Given instruction: Note how many lines contain "initials" and give that number, with nothing else.

Dataset records
○ ○ ○

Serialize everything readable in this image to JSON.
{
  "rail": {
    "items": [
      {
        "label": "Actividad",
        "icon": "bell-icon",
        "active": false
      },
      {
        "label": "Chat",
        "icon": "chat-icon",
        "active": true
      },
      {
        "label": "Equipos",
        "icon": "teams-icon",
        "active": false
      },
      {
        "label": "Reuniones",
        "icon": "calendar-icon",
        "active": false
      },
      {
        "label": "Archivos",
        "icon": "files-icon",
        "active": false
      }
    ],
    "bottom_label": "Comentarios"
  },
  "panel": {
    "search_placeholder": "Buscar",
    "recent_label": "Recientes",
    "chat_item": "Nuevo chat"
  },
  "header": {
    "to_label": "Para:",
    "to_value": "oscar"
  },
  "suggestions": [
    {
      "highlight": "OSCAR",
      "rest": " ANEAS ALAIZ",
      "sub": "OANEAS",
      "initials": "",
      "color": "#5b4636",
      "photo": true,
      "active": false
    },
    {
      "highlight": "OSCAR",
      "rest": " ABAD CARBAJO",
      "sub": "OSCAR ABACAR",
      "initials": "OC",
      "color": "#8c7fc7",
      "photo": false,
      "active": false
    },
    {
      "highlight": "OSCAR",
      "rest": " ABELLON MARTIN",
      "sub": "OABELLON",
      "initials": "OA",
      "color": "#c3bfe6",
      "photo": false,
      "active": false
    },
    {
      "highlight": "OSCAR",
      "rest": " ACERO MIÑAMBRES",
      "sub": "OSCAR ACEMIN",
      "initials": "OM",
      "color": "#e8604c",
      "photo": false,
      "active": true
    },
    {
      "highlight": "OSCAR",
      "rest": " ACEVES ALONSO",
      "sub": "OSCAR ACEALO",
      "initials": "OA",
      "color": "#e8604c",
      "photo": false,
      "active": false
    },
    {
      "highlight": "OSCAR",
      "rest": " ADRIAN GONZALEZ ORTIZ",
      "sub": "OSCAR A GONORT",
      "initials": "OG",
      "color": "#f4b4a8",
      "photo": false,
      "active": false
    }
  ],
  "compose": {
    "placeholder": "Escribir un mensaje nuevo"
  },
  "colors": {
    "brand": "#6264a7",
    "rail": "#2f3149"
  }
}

○ ○ ○

Solved problem: 6